#### Recorded information

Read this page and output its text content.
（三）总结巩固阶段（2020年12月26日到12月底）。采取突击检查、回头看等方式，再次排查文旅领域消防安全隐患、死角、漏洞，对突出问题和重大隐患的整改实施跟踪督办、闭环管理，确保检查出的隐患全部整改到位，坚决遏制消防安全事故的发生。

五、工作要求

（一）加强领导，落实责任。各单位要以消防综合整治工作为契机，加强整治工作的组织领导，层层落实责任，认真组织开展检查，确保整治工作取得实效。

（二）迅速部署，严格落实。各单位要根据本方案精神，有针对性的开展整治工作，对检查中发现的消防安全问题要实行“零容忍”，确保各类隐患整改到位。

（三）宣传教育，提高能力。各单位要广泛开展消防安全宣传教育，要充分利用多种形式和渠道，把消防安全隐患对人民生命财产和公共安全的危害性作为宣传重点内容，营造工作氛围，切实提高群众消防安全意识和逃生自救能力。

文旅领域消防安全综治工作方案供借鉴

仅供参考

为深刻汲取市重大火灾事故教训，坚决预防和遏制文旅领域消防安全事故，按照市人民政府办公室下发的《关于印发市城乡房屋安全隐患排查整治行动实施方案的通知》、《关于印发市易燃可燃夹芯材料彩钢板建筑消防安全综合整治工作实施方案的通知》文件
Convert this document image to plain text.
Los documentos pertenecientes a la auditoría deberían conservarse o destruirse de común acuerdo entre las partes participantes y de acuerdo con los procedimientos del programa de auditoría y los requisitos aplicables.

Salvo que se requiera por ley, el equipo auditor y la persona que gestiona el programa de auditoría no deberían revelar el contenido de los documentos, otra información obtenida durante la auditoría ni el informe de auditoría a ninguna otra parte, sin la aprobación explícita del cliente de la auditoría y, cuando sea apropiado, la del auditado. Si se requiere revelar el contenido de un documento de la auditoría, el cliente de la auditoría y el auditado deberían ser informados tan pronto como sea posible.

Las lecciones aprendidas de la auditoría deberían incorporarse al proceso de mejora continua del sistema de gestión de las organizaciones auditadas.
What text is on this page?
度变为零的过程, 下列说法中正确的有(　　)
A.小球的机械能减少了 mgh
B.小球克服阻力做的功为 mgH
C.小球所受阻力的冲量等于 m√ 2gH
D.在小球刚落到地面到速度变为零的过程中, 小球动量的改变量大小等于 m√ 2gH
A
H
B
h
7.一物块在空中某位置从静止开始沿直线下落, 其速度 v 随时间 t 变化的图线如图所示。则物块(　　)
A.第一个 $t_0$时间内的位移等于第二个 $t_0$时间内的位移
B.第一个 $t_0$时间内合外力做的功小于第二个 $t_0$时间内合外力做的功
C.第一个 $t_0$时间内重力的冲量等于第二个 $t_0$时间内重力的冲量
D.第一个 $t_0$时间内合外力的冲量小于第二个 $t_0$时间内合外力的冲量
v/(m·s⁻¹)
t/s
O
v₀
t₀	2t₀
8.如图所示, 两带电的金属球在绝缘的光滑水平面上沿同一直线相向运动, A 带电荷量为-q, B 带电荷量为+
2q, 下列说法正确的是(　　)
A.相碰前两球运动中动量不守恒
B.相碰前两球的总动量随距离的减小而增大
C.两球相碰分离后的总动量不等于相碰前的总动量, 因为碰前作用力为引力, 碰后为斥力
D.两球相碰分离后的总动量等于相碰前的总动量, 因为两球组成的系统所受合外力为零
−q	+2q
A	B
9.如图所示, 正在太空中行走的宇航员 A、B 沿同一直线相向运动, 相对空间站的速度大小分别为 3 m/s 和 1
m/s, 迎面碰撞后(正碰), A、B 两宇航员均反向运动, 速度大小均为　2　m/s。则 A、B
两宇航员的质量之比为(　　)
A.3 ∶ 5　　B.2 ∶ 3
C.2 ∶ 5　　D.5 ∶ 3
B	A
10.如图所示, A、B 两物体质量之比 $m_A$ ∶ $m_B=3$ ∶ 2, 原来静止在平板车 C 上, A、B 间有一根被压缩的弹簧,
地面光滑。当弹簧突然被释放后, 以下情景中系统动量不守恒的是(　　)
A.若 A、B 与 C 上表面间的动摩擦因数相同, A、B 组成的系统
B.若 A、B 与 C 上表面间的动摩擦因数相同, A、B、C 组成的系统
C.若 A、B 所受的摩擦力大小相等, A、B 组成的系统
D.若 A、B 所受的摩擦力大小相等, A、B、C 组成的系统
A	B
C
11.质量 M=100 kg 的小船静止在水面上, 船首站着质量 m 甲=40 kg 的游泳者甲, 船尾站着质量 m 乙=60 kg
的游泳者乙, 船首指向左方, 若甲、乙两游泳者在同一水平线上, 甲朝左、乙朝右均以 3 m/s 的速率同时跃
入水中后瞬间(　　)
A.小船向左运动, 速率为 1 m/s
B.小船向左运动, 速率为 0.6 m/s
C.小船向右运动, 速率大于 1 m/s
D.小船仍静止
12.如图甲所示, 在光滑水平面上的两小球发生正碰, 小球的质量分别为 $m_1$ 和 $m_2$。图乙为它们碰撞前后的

########

* **Stated goal**:
Using the listing above, reproduce each line without omission.

* **Exercise result**:
Read this page and output its text content.
（三）总结巩固阶段（2020年12月26日到12月底）。采取突击检查、回头看等方式，再次排查文旅领域消防安全隐患、死角、漏洞，对突出问题和重大隐患的整改实施跟踪督办、闭环管理，确保检查出的隐患全部整改到位，坚决遏制消防安全事故的发生。

五、工作要求

（一）加强领导，落实责任。各单位要以消防综合整治工作为契机，加强整治工作的组织领导，层层落实责任，认真组织开展检查，确保整治工作取得实效。

（二）迅速部署，严格落实。各单位要根据本方案精神，有针对性的开展整治工作，对检查中发现的消防安全问题要实行“零容忍”，确保各类隐患整改到位。

（三）宣传教育，提高能力。各单位要广泛开展消防安全宣传教育，要充分利用多种形式和渠道，把消防安全隐患对人民生命财产和公共安全的危害性作为宣传重点内容，营造工作氛围，切实提高群众消防安全意识和逃生自救能力。

文旅领域消防安全综治工作方案供借鉴

仅供参考

为深刻汲取市重大火灾事故教训，坚决预防和遏制文旅领域消防安全事故，按照市人民政府办公室下发的《关于印发市城乡房屋安全隐患排查整治行动实施方案的通知》、《关于印发市易燃可燃夹芯材料彩钢板建筑消防安全综合整治工作实施方案的通知》文件
Convert this document image to plain text.
Los documentos pertenecientes a la auditoría deberían conservarse o destruirse de común acuerdo entre las partes participantes y de acuerdo con los procedimientos del programa de auditoría y los requisitos aplicables.

Salvo que se requiera por ley, el equipo auditor y la persona que gestiona el programa de auditoría no deberían revelar el contenido de los documentos, otra información obtenida durante la auditoría ni el informe de auditoría a ninguna otra parte, sin la aprobación explícita del cliente de la auditoría y, cuando sea apropiado, la del auditado. Si se requiere revelar el contenido de un documento de la auditoría, el cliente de la auditoría y el auditado deberían ser informados tan pronto como sea posible.

Las lecciones aprendidas de la auditoría deberían incorporarse al proceso de mejora continua del sistema de gestión de las organizaciones auditadas.
What text is on this page?
度变为零的过程, 下列说法中正确的有(　　)
A.小球的机械能减少了 mgh
B.小球克服阻力做的功为 mgH
C.小球所受阻力的冲量等于 m√ 2gH
D.在小球刚落到地面到速度变为零的过程中, 小球动量的改变量大小等于 m√ 2gH
A
H
B
h
7.一物块在空中某位置从静止开始沿直线下落, 其速度 v 随时间 t 变化的图线如图所示。则物块(　　)
A.第一个 $t_0$时间内的位移等于第二个 $t_0$时间内的位移
B.第一个 $t_0$时间内合外力做的功小于第二个 $t_0$时间内合外力做的功
C.第一个 $t_0$时间内重力的冲量等于第二个 $t_0$时间内重力的冲量
D.第一个 $t_0$时间内合外力的冲量小于第二个 $t_0$时间内合外力的冲量
v/(m·s⁻¹)
t/s
O
v₀
t₀	2t₀
8.如图所示, 两带电的金属球在绝缘的光滑水平面上沿同一直线相向运动, A 带电荷量为-q, B 带电荷量为+
2q, 下列说法正确的是(　　)
A.相碰前两球运动中动量不守恒
B.相碰前两球的总动量随距离的减小而增大
C.两球相碰分离后的总动量不等于相碰前的总动量, 因为碰前作用力为引力, 碰后为斥力
D.两球相碰分离后的总动量等于相碰前的总动量, 因为两球组成的系统所受合外力为零
−q	+2q
A	B
9.如图所示, 正在太空中行走的宇航员 A、B 沿同一直线相向运动, 相对空间站的速度大小分别为 3 m/s 和 1
m/s, 迎面碰撞后(正碰), A、B 两宇航员均反向运动, 速度大小均为　2　m/s。则 A、B
两宇航员的质量之比为(　　)
A.3 ∶ 5　　B.2 ∶ 3
C.2 ∶ 5　　D.5 ∶ 3
B	A
10.如图所示, A、B 两物体质量之比 $m_A$ ∶ $m_B=3$ ∶ 2, 原来静止在平板车 C 上, A、B 间有一根被压缩的弹簧,
地面光滑。当弹簧突然被释放后, 以下情景中系统动量不守恒的是(　　)
A.若 A、B 与 C 上表面间的动摩擦因数相同, A、B 组成的系统
B.若 A、B 与 C 上表面间的动摩擦因数相同, A、B、C 组成的系统
C.若 A、B 所受的摩擦力大小相等, A、B 组成的系统
D.若 A、B 所受的摩擦力大小相等, A、B、C 组成的系统
A	B
C
11.质量 M=100 kg 的小船静止在水面上, 船首站着质量 m 甲=40 kg 的游泳者甲, 船尾站着质量 m 乙=60 kg
的游泳者乙, 船首指向左方, 若甲、乙两游泳者在同一水平线上, 甲朝左、乙朝右均以 3 m/s 的速率同时跃
入水中后瞬间(　　)
A.小船向左运动, 速率为 1 m/s
B.小船向左运动, 速率为 0.6 m/s
C.小船向右运动, 速率大于 1 m/s
D.小船仍静止
12.如图甲所示, 在光滑水平面上的两小球发生正碰, 小球的质量分别为 $m_1$ 和 $m_2$。图乙为它们碰撞前后的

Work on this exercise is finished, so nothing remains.